_Dataset entries on figures:_
--- Start ---

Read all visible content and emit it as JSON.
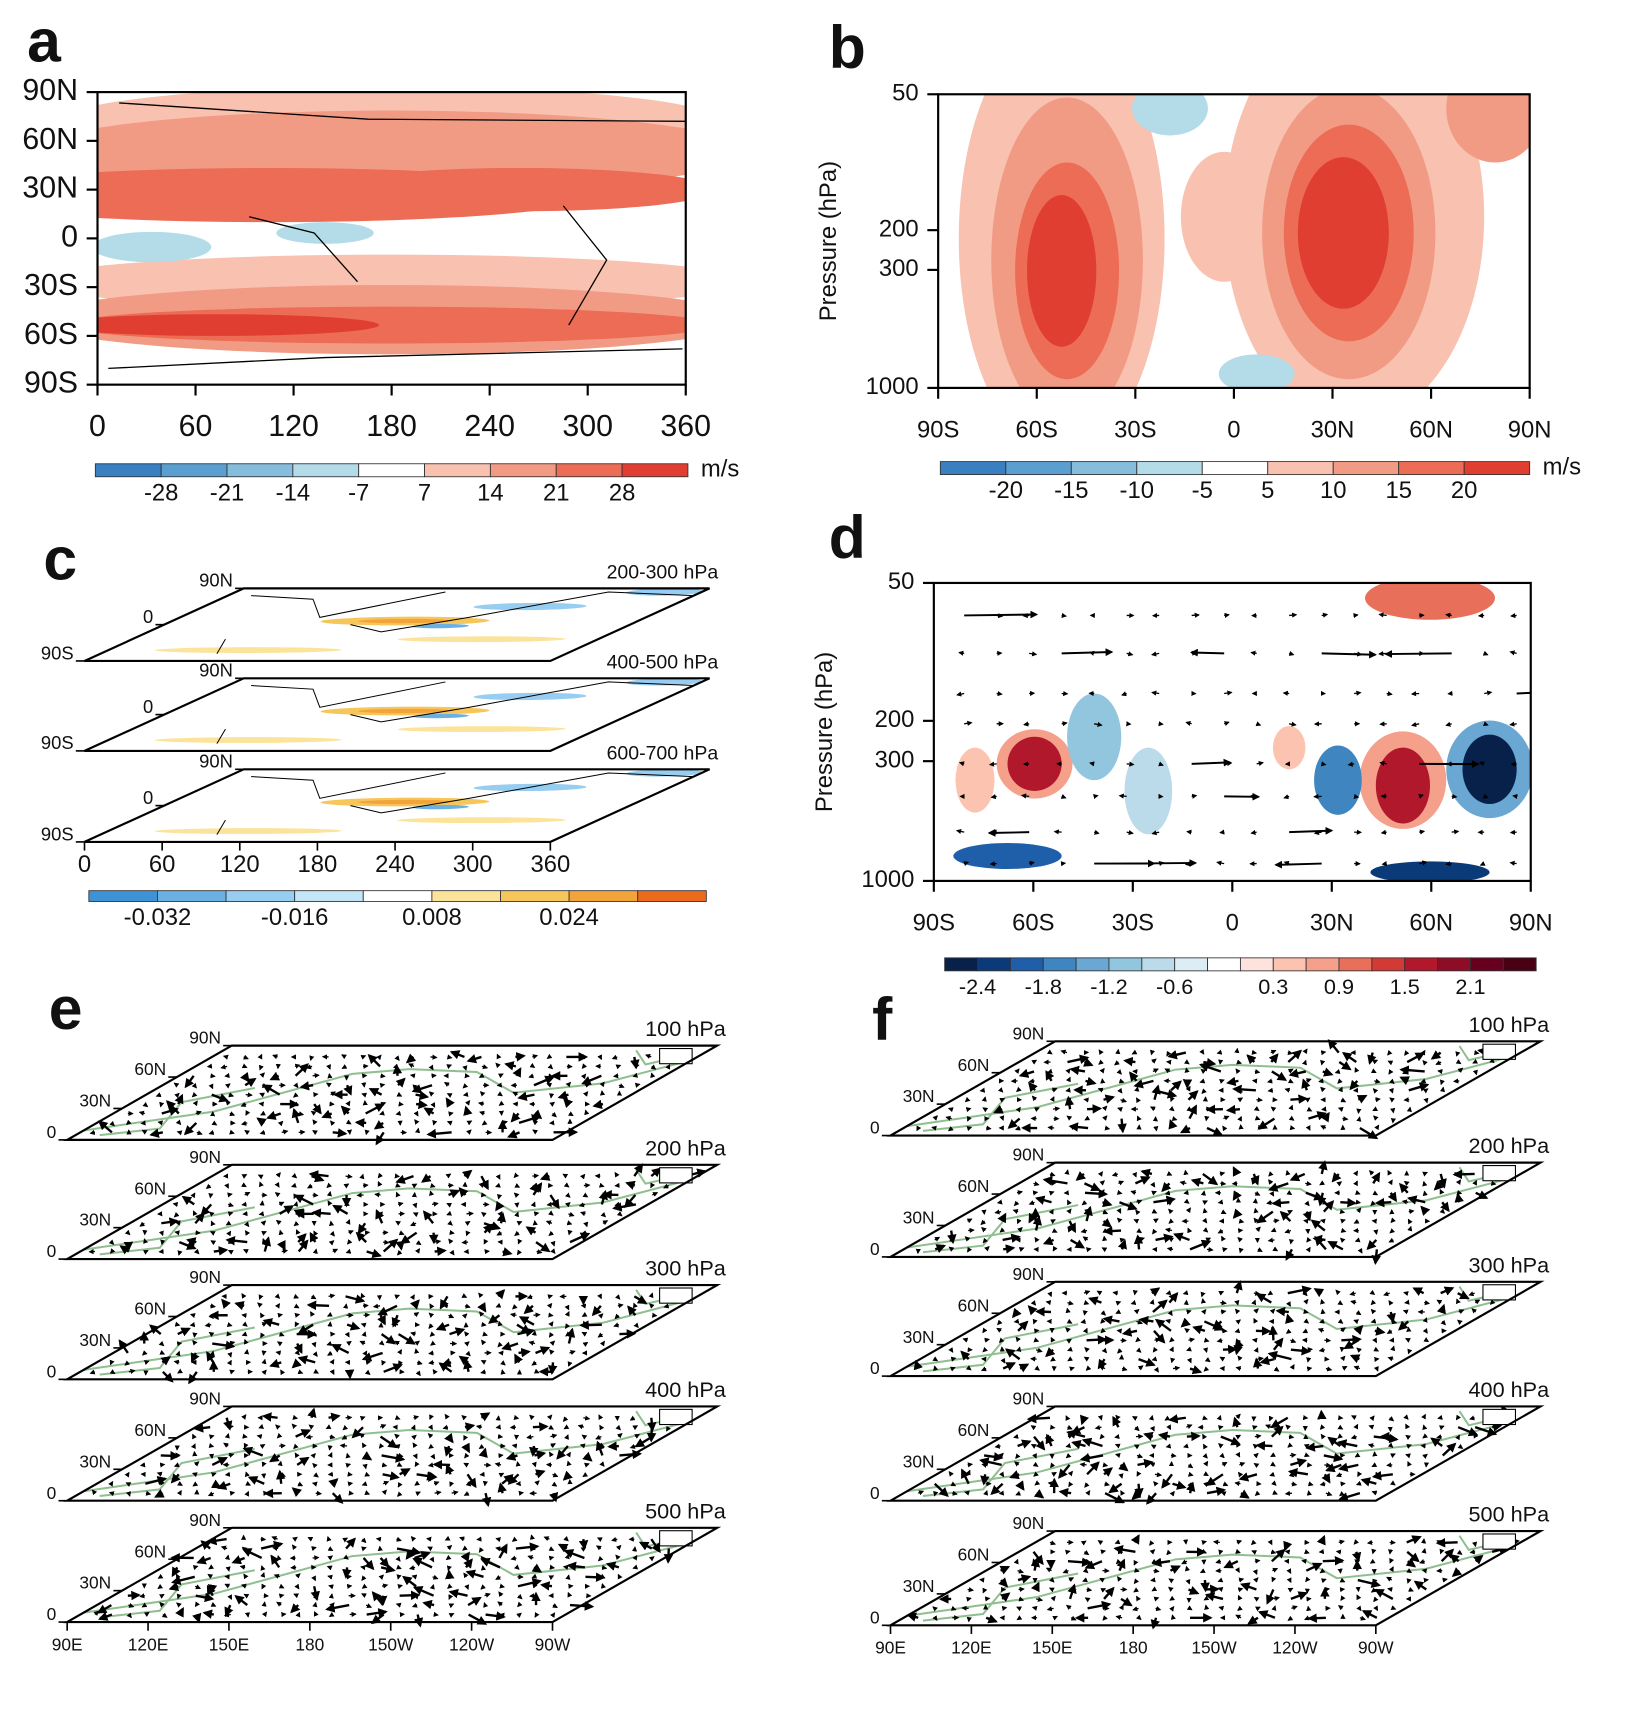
{
  "chart_data": [
    {
      "type": "contour_map",
      "label": "a",
      "xlim": [
        0,
        360
      ],
      "xticks": [
        0,
        60,
        120,
        180,
        240,
        300,
        360
      ],
      "ylim": [
        -90,
        90
      ],
      "yticks": [
        {
          "value": 90,
          "label": "90N"
        },
        {
          "value": 60,
          "label": "60N"
        },
        {
          "value": 30,
          "label": "30N"
        },
        0,
        {
          "value": -30,
          "label": "30S"
        },
        {
          "value": -60,
          "label": "60S"
        },
        {
          "value": -90,
          "label": "90S"
        }
      ],
      "colorbar": {
        "colors": [
          "#3a7fc0",
          "#5b9fd0",
          "#86bcdc",
          "#b3dbe8",
          "#ffffff",
          "#f8c1b0",
          "#f29b84",
          "#ec6c55",
          "#e03e30"
        ],
        "ticks": [
          -28,
          -21,
          -14,
          -7,
          7,
          14,
          21,
          28
        ],
        "unit": "m/s"
      }
    },
    {
      "type": "contour_section",
      "label": "b",
      "ylabel": "Pressure (hPa)",
      "ylim": [
        1000,
        50
      ],
      "ylog": true,
      "yticks": [
        50,
        200,
        300,
        1000
      ],
      "xlim": [
        -90,
        90
      ],
      "xticks": [
        {
          "value": -90,
          "label": "90S"
        },
        {
          "value": -60,
          "label": "60S"
        },
        {
          "value": -30,
          "label": "30S"
        },
        0,
        {
          "value": 30,
          "label": "30N"
        },
        {
          "value": 60,
          "label": "60N"
        },
        {
          "value": 90,
          "label": "90N"
        }
      ],
      "colorbar": {
        "colors": [
          "#3a7fc0",
          "#5b9fd0",
          "#86bcdc",
          "#b3dbe8",
          "#ffffff",
          "#f8c1b0",
          "#f29b84",
          "#ec6c55",
          "#e03e30"
        ],
        "ticks": [
          -20,
          -15,
          -10,
          -5,
          5,
          10,
          15,
          20
        ],
        "unit": "m/s"
      }
    },
    {
      "type": "layered_map",
      "label": "c",
      "layers": [
        "200-300 hPa",
        "400-500 hPa",
        "600-700 hPa"
      ],
      "ylim": [
        -90,
        90
      ],
      "yticks": [
        {
          "value": 90,
          "label": "90N"
        },
        0,
        {
          "value": -90,
          "label": "90S"
        }
      ],
      "xlim": [
        0,
        360
      ],
      "xticks": [
        0,
        60,
        120,
        180,
        240,
        300,
        360
      ],
      "colorbar": {
        "colors": [
          "#3e93d6",
          "#6bb0e3",
          "#97cdf0",
          "#c2e5f7",
          "#ffffff",
          "#fbe39a",
          "#f7c65a",
          "#f2a43a",
          "#ec6a1c"
        ],
        "ticks": [
          -0.032,
          -0.016,
          0.008,
          0.024
        ]
      }
    },
    {
      "type": "vector_section",
      "label": "d",
      "ylabel": "Pressure (hPa)",
      "ylim": [
        1000,
        50
      ],
      "ylog": true,
      "yticks": [
        50,
        200,
        300,
        1000
      ],
      "xlim": [
        -90,
        90
      ],
      "xticks": [
        {
          "value": -90,
          "label": "90S"
        },
        {
          "value": -60,
          "label": "60S"
        },
        {
          "value": -30,
          "label": "30S"
        },
        0,
        {
          "value": 30,
          "label": "30N"
        },
        {
          "value": 60,
          "label": "60N"
        },
        {
          "value": 90,
          "label": "90N"
        }
      ],
      "colorbar": {
        "colors": [
          "#08214a",
          "#0b3a78",
          "#1f5ea8",
          "#3f86c0",
          "#6aa8d3",
          "#92c5de",
          "#bcdbea",
          "#dcedf5",
          "#ffffff",
          "#fde3dc",
          "#fbc3b0",
          "#f4a08a",
          "#e8705b",
          "#d23a35",
          "#b2182b",
          "#8c0d25",
          "#67001f",
          "#4a0014"
        ],
        "ticks": [
          -2.4,
          -1.8,
          -1.2,
          -0.6,
          0.3,
          0.9,
          1.5,
          2.1
        ]
      }
    },
    {
      "type": "layered_vector_map",
      "label": "e",
      "layers": [
        "100 hPa",
        "200 hPa",
        "300 hPa",
        "400 hPa",
        "500 hPa"
      ],
      "ylim": [
        0,
        90
      ],
      "yticks": [
        0,
        {
          "value": 30,
          "label": "30N"
        },
        {
          "value": 60,
          "label": "60N"
        },
        {
          "value": 90,
          "label": "90N"
        }
      ],
      "xlim": [
        90,
        270
      ],
      "xticks": [
        {
          "value": 90,
          "label": "90E"
        },
        {
          "value": 120,
          "label": "120E"
        },
        {
          "value": 150,
          "label": "150E"
        },
        180,
        {
          "value": 210,
          "label": "150W"
        },
        {
          "value": 240,
          "label": "120W"
        },
        {
          "value": 270,
          "label": "90W"
        }
      ]
    },
    {
      "type": "layered_vector_map",
      "label": "f",
      "layers": [
        "100 hPa",
        "200 hPa",
        "300 hPa",
        "400 hPa",
        "500 hPa"
      ],
      "ylim": [
        0,
        90
      ],
      "yticks": [
        0,
        {
          "value": 30,
          "label": "30N"
        },
        {
          "value": 60,
          "label": "60N"
        },
        {
          "value": 90,
          "label": "90N"
        }
      ],
      "xlim": [
        90,
        270
      ],
      "xticks": [
        {
          "value": 90,
          "label": "90E"
        },
        {
          "value": 120,
          "label": "120E"
        },
        {
          "value": 150,
          "label": "150E"
        },
        180,
        {
          "value": 210,
          "label": "150W"
        },
        {
          "value": 240,
          "label": "120W"
        },
        {
          "value": 270,
          "label": "90W"
        }
      ]
    }
  ]
}
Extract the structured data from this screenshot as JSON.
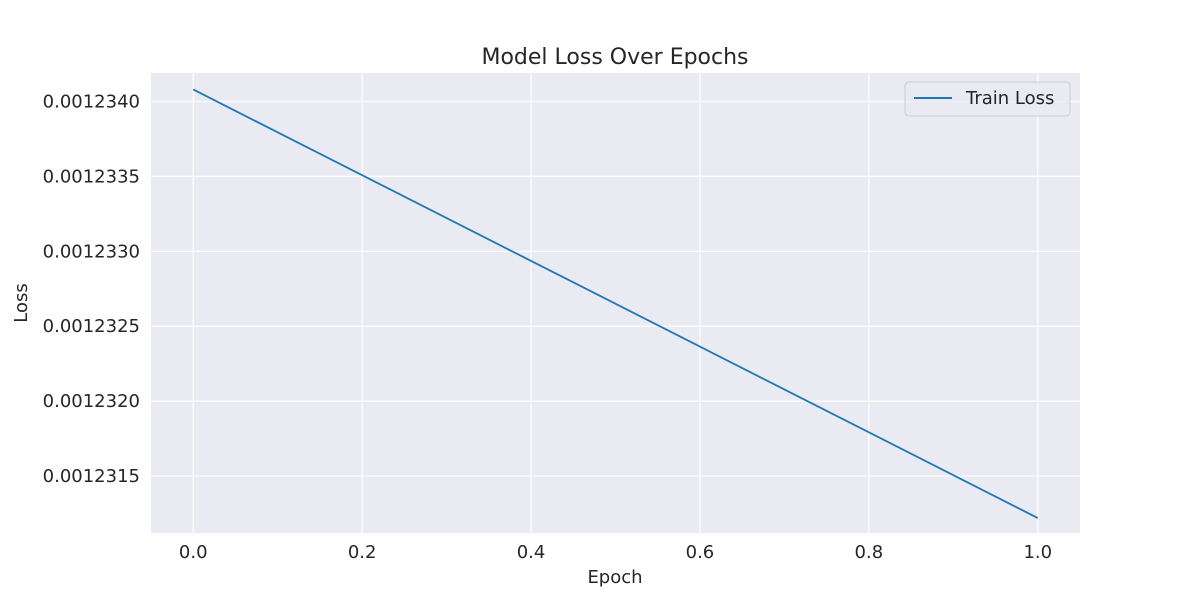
{
  "chart_data": {
    "type": "line",
    "title": "Model Loss Over Epochs",
    "xlabel": "Epoch",
    "ylabel": "Loss",
    "xlim": [
      -0.05,
      1.05
    ],
    "ylim": [
      0.00123112,
      0.00123419
    ],
    "x_ticks": [
      0.0,
      0.2,
      0.4,
      0.6,
      0.8,
      1.0
    ],
    "x_tick_labels": [
      "0.0",
      "0.2",
      "0.4",
      "0.6",
      "0.8",
      "1.0"
    ],
    "y_ticks": [
      0.0012315,
      0.001232,
      0.0012325,
      0.001233,
      0.0012335,
      0.001234
    ],
    "y_tick_labels": [
      "0.0012315",
      "0.0012320",
      "0.0012325",
      "0.0012330",
      "0.0012335",
      "0.0012340"
    ],
    "grid": true,
    "legend_position": "top-right",
    "colors": {
      "plot_background": "#eaeaf2",
      "grid": "#ffffff",
      "series": "#1f77b4"
    },
    "series": [
      {
        "name": "Train Loss",
        "x": [
          0.0,
          1.0
        ],
        "y": [
          0.00123408,
          0.00123122
        ]
      }
    ]
  }
}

--- End ---

_Given problem:_ Of the lines in this material, state how many hold the string "type". Write no other words.

_Output of the task:_ 7